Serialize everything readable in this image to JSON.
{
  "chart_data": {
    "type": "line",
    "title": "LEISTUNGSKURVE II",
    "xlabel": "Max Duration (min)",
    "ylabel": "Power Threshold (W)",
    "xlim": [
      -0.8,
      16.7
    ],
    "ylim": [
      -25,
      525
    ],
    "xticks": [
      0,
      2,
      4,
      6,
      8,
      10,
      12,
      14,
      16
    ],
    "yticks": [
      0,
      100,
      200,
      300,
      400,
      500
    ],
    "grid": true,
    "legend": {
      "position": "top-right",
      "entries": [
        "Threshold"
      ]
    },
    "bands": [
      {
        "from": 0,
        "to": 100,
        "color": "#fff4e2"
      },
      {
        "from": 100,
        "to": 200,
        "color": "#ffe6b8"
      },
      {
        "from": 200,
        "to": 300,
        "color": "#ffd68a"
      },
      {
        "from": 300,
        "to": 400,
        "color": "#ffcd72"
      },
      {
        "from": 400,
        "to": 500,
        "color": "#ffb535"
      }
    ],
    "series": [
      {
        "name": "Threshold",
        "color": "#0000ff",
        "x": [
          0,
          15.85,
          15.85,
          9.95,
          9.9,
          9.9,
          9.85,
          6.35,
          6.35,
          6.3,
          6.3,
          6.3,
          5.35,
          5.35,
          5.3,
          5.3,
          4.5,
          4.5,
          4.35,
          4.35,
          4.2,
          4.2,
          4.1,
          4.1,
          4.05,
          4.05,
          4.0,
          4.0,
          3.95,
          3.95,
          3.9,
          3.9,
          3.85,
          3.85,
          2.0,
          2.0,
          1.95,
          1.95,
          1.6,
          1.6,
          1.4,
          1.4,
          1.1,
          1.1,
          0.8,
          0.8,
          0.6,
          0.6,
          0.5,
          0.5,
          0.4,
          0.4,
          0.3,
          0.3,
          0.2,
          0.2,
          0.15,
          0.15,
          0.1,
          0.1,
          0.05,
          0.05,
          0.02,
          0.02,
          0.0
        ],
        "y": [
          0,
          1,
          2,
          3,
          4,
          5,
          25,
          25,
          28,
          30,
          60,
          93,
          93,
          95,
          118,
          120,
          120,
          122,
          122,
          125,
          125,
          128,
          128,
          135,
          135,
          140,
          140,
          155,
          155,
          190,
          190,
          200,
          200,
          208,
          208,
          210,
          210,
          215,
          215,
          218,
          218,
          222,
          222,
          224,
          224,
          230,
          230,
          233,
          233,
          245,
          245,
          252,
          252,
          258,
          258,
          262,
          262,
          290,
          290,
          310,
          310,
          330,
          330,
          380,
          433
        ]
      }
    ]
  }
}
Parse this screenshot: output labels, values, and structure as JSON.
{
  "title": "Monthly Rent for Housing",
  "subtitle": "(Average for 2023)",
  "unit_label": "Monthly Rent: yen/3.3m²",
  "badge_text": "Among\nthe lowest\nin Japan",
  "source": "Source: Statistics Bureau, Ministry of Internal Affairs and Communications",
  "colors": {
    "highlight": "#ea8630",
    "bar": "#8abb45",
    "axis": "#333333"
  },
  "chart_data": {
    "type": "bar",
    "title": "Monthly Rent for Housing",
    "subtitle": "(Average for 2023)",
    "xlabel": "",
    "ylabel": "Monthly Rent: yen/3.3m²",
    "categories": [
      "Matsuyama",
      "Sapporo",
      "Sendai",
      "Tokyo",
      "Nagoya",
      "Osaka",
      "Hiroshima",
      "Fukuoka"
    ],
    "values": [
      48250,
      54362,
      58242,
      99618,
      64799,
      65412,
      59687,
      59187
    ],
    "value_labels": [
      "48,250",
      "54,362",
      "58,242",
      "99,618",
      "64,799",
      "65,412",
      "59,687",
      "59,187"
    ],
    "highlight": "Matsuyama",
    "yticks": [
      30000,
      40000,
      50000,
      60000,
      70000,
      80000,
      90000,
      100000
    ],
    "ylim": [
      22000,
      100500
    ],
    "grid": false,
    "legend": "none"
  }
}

# # # # # # #

GIVEN TASK: Note every line above where the string "ylabel" shows up, and copy those lines.

TASK SOLUTION:
    "ylabel": "Power Threshold (W)",
    "ylabel": "Monthly Rent: yen/3.3m²",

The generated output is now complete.